§ **TASK TO CARRY OUT**
All lines in the data bearing the string "Madrid" should be identified and copied.

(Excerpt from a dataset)

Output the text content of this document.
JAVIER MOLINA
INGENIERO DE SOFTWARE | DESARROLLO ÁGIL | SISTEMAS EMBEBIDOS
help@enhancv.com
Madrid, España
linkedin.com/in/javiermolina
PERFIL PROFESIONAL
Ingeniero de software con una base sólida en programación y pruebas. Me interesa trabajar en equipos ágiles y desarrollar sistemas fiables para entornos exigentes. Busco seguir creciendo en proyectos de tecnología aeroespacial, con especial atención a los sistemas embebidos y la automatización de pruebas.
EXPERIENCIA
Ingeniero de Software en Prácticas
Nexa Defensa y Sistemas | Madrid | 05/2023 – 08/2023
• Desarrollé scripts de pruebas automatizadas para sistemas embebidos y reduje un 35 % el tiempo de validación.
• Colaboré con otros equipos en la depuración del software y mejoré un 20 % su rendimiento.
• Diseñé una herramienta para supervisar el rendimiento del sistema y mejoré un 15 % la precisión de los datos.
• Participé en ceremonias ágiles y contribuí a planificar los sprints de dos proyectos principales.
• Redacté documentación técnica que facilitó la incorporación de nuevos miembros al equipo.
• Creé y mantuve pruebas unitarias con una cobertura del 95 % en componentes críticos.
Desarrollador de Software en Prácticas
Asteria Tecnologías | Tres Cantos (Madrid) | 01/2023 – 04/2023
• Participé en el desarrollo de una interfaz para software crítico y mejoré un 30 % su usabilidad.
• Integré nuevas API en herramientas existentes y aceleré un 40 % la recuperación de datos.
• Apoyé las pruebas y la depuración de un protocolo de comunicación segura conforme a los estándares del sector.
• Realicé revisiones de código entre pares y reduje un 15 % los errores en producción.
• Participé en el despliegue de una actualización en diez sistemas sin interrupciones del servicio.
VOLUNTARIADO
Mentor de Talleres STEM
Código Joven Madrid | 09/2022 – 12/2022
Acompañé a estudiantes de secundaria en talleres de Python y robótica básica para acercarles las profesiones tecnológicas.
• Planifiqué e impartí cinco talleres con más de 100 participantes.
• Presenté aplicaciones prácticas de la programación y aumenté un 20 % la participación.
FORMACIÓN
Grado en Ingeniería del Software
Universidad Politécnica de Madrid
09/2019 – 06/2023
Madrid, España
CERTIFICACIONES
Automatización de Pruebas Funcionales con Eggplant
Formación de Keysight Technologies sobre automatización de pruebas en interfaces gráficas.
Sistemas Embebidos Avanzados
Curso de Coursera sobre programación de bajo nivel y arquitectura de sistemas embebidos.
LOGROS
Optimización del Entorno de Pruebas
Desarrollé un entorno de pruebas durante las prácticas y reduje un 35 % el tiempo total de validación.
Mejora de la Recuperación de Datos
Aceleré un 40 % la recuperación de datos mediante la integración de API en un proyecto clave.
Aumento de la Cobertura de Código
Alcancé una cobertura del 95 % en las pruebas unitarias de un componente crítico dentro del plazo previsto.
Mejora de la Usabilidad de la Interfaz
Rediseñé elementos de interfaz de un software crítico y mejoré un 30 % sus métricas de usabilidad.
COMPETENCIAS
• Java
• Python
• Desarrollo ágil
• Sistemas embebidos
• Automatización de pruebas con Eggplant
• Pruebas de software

§ **FINAL RESULT**
Madrid, España
Nexa Defensa y Sistemas | Madrid | 05/2023 – 08/2023
Asteria Tecnologías | Tres Cantos (Madrid) | 01/2023 – 04/2023
Código Joven Madrid | 09/2022 – 12/2022
Universidad Politécnica de Madrid
Madrid, España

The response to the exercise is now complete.